Thank you for replying me!
I tried to run it, but Colab doesn't recognize some commands in the code, maybe I need to change some configurations then.

Hi Sergi, after some small modifications, I was able to start training using Google Colab, but it stops running after the used memory reaches the limit of 25 GB.
Those are the messages appearing before it stops:

CNN: Starting training session
CNN: training net with 38 subjects
CNN: loading training data for first model
/content/gdrive/My Drive/nicMSlesions_SergiValverde/libs/CNN/base.py:503: FutureWarning: Using a non-tuple sequence for multidimensional indexing is deprecated; use arr[tuple(seq)] instead of arr[seq]. In the future this will be interpreted as an array index, arr[np.array(seq)], which will result either in an error or a different result.

[Rows contained in a dataset]
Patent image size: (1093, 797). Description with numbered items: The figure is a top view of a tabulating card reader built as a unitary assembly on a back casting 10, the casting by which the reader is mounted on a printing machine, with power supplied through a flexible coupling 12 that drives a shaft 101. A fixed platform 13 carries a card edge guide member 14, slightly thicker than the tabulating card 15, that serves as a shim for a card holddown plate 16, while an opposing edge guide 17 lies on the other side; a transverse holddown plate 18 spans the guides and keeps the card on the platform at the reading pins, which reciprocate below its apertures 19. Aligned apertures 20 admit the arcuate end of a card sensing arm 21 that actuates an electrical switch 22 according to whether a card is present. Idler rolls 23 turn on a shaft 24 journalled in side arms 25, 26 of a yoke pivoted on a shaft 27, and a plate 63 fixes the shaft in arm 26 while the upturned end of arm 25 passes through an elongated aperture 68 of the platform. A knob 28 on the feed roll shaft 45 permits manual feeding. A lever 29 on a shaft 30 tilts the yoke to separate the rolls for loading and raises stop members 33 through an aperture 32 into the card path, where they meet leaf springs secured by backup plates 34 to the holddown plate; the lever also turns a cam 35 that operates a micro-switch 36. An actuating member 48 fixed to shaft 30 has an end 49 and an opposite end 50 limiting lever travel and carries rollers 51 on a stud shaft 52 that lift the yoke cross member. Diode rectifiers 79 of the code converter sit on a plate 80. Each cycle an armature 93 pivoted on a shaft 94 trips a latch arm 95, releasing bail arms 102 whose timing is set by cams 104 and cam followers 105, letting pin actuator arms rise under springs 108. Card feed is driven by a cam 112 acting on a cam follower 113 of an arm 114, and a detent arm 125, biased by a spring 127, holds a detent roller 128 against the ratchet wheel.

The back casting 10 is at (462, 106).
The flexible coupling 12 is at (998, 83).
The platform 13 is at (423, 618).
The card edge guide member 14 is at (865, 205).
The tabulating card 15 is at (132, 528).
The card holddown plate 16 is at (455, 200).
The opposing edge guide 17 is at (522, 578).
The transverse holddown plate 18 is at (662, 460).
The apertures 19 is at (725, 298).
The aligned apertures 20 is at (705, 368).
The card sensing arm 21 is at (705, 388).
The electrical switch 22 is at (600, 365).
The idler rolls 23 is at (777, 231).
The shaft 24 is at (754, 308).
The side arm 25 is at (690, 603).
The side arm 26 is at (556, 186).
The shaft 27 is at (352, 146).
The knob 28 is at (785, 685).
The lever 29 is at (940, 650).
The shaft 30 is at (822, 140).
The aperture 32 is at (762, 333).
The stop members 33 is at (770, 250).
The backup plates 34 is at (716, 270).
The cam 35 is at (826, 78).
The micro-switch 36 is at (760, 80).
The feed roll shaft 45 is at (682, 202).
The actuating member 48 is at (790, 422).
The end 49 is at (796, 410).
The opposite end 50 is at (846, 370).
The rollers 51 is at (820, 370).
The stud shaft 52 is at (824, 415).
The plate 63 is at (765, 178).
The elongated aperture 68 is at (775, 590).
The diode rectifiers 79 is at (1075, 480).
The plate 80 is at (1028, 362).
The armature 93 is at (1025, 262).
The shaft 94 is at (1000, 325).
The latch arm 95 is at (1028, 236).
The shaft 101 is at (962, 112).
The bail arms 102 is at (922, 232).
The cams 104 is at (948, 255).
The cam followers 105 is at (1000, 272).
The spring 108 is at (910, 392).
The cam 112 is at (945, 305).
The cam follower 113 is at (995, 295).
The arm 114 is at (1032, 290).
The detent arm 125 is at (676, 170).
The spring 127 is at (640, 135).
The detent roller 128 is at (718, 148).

_What to work on_.
**a)** From the forum thread about training on Google Colab, set down the passage starting with "Thank you for" and going on through "a different result.".
**b)** Resume the forum thread about training on Google Colab, picking up right after its final line.

_Your responses_.
**a)**
Thank you for replying me!
I tried to run it, but Colab doesn't recognize some commands in the code, maybe I need to change some configurations then.

Hi Sergi, after some small modifications, I was able to start training using Google Colab, but it stops running after the used memory reaches the limit of 25 GB.
Those are the messages appearing before it stops:

CNN: Starting training session
CNN: training net with 38 subjects
CNN: loading training data for first model
/content/gdrive/My Drive/nicMSlesions_SergiValverde/libs/CNN/base.py:503: FutureWarning: Using a non-tuple sequence for multidimensional indexing is deprecated; use arr[tuple(seq)] instead of arr[seq]. In the future this will be interpreted as an array index, arr[np.array(seq)], which will result either in an error or a different result.

**b)**
patches = [new_image[idx] for idx in slices]
tcmalloc: large alloc 1448271872 bytes == 0x185254000 @ 0x7fc72f0a01e7 0x7fc72c50341e 0x7fc72c553bdb 0x7fc72c556f23 0x7fc72c5fb494 0x7fc72c5fb65d 0x566f73 0x59fd0e 0x7fc72c540f63 0x50a12f 0x50beb4 0x507be4 0x509900 0x50a2fd 0x50beb4 0x507be4 0x509900 0x50a2fd 0x50beb4 0x507be4 0x509900 0x50a2fd 0x50beb4 0x5095c8 0x50a2fd 0x50beb4 0x507be4 0x50ad03 0x634e72 0x634f27 0x6386df
tcmalloc: large alloc 1781858304 bytes == 0x1f1eb2000 @ 0x7fc72f0a01e7 0x7fc72c50341e 0x7fc72c553bdb 0x7fc72c553c78 0x7fc72c5fae10 0x7fc72c5fb53c 0x7fc72c5fb65d 0x566f73 0x59fd0e 0x7fc72c540f63 0x50a12f 0x50beb4 0x507be4 0x509900 0x50a2fd 0x50beb4 0x507be4 0x509900 0x50a2fd 0x50beb4 0x507be4 0x509900 0x50a2fd 0x50beb4 0x5095c8 0x50a2fd 0x50beb4 0x507be4 0x50ad03 0x634e72 0x634f27
^C

I used the below configuration, do you recommend changing some of the parameters?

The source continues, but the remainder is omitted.